Wherever a line holds the word "value", copy that line out.

= Given records =
********

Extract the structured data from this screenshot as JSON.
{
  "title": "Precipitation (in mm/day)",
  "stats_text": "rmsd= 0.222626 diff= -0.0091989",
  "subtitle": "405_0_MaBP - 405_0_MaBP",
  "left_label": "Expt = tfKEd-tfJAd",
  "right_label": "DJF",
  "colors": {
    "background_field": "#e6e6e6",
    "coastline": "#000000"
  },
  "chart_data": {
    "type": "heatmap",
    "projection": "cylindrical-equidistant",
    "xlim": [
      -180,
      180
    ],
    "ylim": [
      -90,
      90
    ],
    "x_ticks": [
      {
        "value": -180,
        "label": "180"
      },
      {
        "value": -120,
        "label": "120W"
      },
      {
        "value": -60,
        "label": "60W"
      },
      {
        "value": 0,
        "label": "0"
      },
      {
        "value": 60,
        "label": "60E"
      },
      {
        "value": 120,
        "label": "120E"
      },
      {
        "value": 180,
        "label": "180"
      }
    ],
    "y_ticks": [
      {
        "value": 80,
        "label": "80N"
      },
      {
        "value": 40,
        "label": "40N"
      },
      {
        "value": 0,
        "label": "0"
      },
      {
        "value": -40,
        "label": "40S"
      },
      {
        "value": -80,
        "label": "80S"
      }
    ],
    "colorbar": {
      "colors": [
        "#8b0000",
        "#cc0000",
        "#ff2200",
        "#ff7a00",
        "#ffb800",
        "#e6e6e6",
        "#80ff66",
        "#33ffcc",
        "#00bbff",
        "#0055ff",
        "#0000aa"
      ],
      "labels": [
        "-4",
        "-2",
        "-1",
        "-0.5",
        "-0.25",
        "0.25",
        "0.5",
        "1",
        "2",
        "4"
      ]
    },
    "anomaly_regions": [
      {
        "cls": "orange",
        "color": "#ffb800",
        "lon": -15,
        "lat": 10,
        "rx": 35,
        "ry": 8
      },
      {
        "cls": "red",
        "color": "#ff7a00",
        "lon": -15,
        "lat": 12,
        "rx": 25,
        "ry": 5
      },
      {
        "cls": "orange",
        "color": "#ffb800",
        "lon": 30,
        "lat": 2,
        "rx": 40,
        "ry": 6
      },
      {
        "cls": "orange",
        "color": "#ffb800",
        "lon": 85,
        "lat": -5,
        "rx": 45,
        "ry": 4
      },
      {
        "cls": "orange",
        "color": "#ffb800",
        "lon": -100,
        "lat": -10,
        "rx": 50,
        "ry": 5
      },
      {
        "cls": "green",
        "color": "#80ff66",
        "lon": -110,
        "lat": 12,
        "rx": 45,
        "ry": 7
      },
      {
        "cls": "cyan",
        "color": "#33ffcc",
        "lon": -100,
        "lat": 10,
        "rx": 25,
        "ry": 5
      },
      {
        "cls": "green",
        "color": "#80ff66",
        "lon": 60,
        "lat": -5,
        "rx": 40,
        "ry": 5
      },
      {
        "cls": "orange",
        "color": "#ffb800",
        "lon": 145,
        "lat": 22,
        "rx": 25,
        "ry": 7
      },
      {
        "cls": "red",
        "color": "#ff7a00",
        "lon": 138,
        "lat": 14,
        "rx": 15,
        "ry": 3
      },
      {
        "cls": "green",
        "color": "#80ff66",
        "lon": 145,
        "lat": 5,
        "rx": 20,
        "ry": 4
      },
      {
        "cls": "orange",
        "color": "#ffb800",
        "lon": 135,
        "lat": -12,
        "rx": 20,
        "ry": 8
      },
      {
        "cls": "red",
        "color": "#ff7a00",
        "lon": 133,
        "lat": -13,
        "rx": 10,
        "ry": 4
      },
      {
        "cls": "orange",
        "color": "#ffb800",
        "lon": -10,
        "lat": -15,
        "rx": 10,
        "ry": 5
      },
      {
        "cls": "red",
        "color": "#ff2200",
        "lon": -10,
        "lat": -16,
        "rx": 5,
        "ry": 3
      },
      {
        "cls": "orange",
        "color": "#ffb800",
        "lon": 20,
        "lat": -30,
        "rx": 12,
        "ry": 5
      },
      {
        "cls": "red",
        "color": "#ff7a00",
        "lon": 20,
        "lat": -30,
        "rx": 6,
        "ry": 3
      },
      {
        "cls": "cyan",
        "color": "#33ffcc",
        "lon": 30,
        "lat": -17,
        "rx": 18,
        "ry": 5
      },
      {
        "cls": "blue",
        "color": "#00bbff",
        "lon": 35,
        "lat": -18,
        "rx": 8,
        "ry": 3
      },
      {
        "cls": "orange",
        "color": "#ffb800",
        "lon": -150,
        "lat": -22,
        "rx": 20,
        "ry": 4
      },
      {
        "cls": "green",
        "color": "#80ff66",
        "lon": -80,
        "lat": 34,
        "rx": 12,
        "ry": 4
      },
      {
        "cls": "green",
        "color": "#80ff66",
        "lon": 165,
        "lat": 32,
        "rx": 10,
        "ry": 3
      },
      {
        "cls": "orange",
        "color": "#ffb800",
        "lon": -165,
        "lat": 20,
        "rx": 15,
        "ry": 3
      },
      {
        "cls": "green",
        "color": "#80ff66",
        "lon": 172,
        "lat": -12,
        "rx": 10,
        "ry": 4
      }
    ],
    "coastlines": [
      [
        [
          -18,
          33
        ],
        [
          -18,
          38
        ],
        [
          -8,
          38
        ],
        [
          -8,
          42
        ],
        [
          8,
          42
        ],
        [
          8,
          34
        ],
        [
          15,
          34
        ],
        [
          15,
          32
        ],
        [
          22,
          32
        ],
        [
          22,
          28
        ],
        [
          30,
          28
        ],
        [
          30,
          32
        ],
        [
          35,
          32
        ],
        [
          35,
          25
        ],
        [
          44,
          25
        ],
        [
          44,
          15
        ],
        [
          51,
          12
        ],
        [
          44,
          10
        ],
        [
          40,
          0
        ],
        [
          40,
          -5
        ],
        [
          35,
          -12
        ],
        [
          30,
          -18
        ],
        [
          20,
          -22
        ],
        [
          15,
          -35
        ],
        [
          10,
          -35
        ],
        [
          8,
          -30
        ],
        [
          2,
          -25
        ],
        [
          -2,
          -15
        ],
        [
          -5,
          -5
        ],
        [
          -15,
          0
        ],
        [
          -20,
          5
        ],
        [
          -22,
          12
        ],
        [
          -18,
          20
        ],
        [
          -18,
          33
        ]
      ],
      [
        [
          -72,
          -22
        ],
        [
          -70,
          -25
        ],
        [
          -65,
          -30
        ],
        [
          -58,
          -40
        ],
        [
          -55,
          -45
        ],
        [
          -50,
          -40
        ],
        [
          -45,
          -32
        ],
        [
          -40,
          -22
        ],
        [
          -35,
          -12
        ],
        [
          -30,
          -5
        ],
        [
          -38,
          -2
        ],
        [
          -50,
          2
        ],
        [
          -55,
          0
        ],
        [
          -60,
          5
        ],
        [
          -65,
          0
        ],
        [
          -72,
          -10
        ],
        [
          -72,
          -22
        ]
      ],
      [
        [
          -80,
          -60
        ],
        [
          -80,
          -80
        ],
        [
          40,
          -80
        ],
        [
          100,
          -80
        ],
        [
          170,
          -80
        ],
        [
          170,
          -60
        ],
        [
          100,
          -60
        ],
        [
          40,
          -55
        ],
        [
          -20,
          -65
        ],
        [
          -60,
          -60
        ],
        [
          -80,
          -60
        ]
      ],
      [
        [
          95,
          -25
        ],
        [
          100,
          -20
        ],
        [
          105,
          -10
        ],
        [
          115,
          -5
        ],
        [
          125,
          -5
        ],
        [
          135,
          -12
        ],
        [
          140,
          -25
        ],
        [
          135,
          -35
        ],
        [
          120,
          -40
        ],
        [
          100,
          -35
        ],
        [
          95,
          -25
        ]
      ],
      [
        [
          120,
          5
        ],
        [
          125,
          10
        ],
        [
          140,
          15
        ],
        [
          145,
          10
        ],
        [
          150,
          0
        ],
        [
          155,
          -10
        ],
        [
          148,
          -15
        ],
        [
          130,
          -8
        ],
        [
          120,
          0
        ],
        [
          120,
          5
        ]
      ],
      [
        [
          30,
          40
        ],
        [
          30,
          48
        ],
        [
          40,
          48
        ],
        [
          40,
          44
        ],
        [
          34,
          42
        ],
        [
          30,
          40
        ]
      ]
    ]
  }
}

********

= Correct answer =
        "value": -180,
        "value": -120,
        "value": -60,
        "value": 0,
        "value": 60,
        "value": 120,
        "value": 180,
        "value": 80,
        "value": 40,
        "value": 0,
        "value": -40,
        "value": -80,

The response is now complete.